The task:
Copy out each line of the listing that has the word "name" in it.

Data listing:
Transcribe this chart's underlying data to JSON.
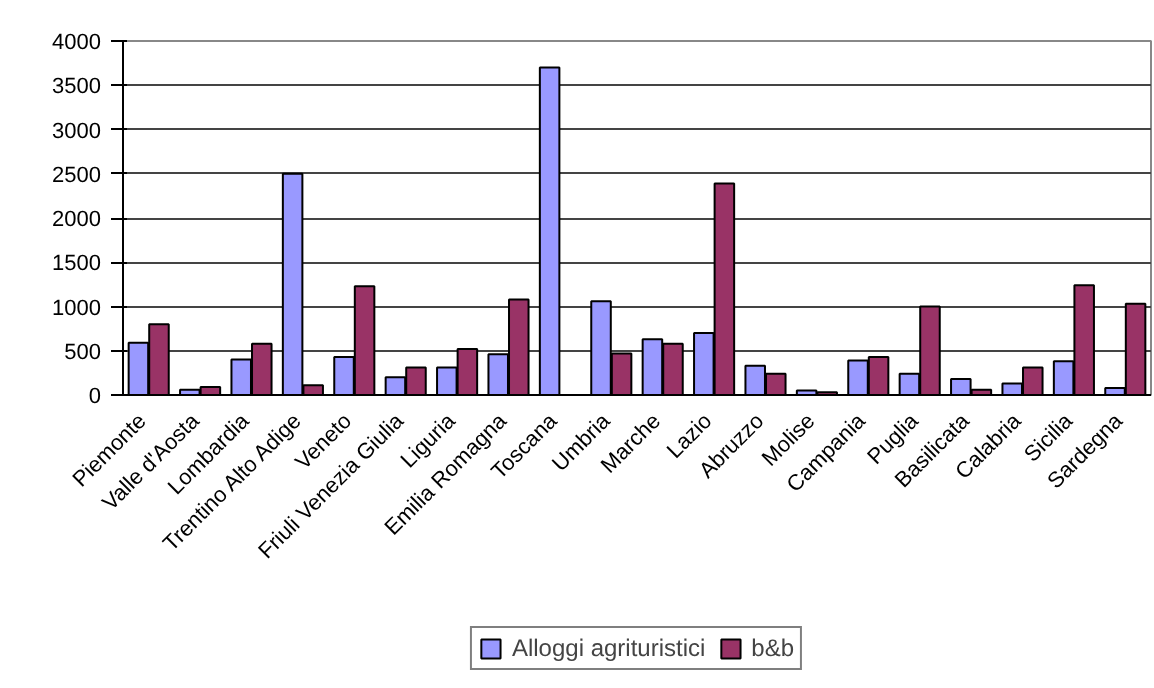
{
  "chart_data": {
    "type": "bar",
    "categories": [
      "Piemonte",
      "Valle d'Aosta",
      "Lombardia",
      "Trentino Alto Adige",
      "Veneto",
      "Friuli Venezia Giulia",
      "Liguria",
      "Emilia Romagna",
      "Toscana",
      "Umbria",
      "Marche",
      "Lazio",
      "Abruzzo",
      "Molise",
      "Campania",
      "Puglia",
      "Basilicata",
      "Calabria",
      "Sicilia",
      "Sardegna"
    ],
    "series": [
      {
        "name": "Alloggi agrituristici",
        "color": "#9999ff",
        "values": [
          590,
          60,
          400,
          2500,
          430,
          200,
          310,
          460,
          3700,
          1060,
          630,
          700,
          330,
          50,
          390,
          240,
          180,
          130,
          380,
          80
        ]
      },
      {
        "name": "b&b",
        "color": "#993366",
        "values": [
          800,
          90,
          580,
          110,
          1230,
          310,
          520,
          1080,
          0,
          470,
          580,
          2390,
          240,
          30,
          430,
          1000,
          60,
          310,
          1240,
          1030
        ]
      }
    ],
    "ylim": [
      0,
      4000
    ],
    "yticks": [
      0,
      500,
      1000,
      1500,
      2000,
      2500,
      3000,
      3500,
      4000
    ],
    "grid": "y",
    "legend": "bottom"
  }
}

Response to this task:
        "name": "Alloggi agrituristici",
        "name": "b&b",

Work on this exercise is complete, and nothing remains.